Gather up every line from the entries below that uses the word "flag".

[start of Available data]

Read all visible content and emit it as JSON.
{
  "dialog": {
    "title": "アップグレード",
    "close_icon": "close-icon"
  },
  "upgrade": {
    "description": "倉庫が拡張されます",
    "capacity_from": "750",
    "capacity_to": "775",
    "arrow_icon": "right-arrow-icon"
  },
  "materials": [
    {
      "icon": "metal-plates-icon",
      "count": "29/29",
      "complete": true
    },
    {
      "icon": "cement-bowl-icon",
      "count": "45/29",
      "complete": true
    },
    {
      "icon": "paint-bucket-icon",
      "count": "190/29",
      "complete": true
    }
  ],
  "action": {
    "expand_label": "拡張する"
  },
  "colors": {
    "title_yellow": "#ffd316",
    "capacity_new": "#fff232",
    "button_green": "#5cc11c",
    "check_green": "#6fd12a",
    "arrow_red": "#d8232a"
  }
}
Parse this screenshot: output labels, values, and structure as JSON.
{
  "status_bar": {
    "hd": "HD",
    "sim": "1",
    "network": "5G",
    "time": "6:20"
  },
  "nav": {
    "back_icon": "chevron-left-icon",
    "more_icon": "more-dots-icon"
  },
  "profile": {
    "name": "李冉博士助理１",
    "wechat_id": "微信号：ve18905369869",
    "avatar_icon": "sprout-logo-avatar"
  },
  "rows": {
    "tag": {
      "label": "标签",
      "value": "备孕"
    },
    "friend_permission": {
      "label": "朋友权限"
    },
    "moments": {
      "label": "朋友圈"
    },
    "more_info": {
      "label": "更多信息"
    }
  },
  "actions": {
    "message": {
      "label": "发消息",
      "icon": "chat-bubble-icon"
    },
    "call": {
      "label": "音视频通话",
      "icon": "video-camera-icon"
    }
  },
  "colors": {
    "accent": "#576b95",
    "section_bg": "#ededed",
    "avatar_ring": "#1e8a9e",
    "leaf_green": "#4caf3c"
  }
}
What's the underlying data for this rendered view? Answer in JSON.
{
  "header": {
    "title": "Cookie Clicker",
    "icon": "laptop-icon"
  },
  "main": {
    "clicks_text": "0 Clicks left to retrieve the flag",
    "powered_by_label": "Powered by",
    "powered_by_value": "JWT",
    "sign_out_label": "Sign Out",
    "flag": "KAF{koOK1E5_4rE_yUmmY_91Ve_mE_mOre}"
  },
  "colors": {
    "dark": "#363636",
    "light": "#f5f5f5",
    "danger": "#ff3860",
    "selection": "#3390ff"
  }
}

[end of Available data]

== Complete answer ==
    "clicks_text": "0 Clicks left to retrieve the flag",
    "flag": "KAF{koOK1E5_4rE_yUmmY_91Ve_mE_mOre}"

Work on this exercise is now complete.